■ TASK DETAILS
This task calls for copying every line of the records that includes the word "aide".

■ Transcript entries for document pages
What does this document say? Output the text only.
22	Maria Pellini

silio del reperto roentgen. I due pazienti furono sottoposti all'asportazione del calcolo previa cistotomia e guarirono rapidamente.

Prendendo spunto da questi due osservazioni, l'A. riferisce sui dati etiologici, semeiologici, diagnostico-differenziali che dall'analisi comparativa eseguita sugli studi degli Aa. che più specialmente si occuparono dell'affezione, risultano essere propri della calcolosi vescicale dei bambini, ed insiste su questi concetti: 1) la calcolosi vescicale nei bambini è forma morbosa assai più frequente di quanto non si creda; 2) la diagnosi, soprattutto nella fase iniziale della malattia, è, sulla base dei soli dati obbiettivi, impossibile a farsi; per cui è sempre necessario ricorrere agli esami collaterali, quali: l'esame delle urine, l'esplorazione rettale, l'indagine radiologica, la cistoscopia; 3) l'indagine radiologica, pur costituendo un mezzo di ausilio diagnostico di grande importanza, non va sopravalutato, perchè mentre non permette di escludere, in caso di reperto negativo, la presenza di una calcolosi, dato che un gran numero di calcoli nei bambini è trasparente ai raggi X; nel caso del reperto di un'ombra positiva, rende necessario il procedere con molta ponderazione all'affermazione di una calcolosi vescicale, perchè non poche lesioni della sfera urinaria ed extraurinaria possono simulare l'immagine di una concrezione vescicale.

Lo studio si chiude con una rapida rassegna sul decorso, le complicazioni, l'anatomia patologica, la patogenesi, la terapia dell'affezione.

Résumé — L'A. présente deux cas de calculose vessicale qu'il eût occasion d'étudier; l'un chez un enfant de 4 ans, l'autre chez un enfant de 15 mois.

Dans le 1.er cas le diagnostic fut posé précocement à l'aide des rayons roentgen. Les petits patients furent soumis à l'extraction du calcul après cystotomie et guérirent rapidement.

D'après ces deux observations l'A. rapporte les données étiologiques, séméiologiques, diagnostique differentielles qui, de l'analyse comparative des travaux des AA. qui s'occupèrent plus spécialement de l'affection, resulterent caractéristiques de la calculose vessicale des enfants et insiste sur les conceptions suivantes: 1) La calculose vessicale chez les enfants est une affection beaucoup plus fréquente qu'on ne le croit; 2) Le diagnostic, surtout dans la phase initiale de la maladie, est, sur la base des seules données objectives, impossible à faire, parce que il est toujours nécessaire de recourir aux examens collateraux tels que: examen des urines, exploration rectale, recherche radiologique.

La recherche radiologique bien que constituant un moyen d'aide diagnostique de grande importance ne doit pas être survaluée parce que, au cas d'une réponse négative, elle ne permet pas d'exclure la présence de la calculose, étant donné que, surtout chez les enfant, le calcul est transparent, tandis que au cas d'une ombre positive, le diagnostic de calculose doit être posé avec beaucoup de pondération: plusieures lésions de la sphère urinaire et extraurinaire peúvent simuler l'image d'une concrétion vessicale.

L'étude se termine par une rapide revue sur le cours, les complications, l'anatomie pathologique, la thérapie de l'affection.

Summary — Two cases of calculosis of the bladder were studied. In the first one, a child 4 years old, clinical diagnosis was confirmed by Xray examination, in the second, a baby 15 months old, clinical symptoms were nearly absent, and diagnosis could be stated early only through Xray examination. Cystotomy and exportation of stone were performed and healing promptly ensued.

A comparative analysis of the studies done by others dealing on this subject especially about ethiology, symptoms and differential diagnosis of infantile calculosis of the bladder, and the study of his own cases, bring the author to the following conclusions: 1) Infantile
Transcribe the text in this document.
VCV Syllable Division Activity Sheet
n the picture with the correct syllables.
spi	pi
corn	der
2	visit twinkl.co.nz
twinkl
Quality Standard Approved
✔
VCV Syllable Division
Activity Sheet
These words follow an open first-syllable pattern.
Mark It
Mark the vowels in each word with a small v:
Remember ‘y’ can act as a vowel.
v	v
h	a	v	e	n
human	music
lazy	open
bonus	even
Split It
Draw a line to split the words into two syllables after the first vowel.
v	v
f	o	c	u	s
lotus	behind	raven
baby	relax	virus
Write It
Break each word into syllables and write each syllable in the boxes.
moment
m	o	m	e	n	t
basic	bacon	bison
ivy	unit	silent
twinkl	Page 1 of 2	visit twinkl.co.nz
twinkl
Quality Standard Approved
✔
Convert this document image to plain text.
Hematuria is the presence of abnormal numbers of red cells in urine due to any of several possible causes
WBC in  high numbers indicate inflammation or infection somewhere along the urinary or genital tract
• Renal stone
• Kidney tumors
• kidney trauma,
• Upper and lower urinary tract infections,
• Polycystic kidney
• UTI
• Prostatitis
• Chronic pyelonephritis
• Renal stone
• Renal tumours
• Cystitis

■ PROBLEM SOLUTION
Dans le 1.er cas le diagnostic fut posé précocement à l'aide des rayons roentgen. Les petits patients furent soumis à l'extraction du calcul après cystotomie et guérirent rapidement.
La recherche radiologique bien que constituant un moyen d'aide diagnostique de grande importance ne doit pas être survaluée parce que, au cas d'une réponse négative, elle ne permet pas d'exclure la présence de la calculose, étant donné que, surtout chez les enfant, le calcul est transparent, tandis que au cas d'une ombre positive, le diagnostic de calculose doit être posé avec beaucoup de pondération: plusieures lésions de la sphère urinaire et extraurinaire peúvent simuler l'image d'une concrétion vessicale.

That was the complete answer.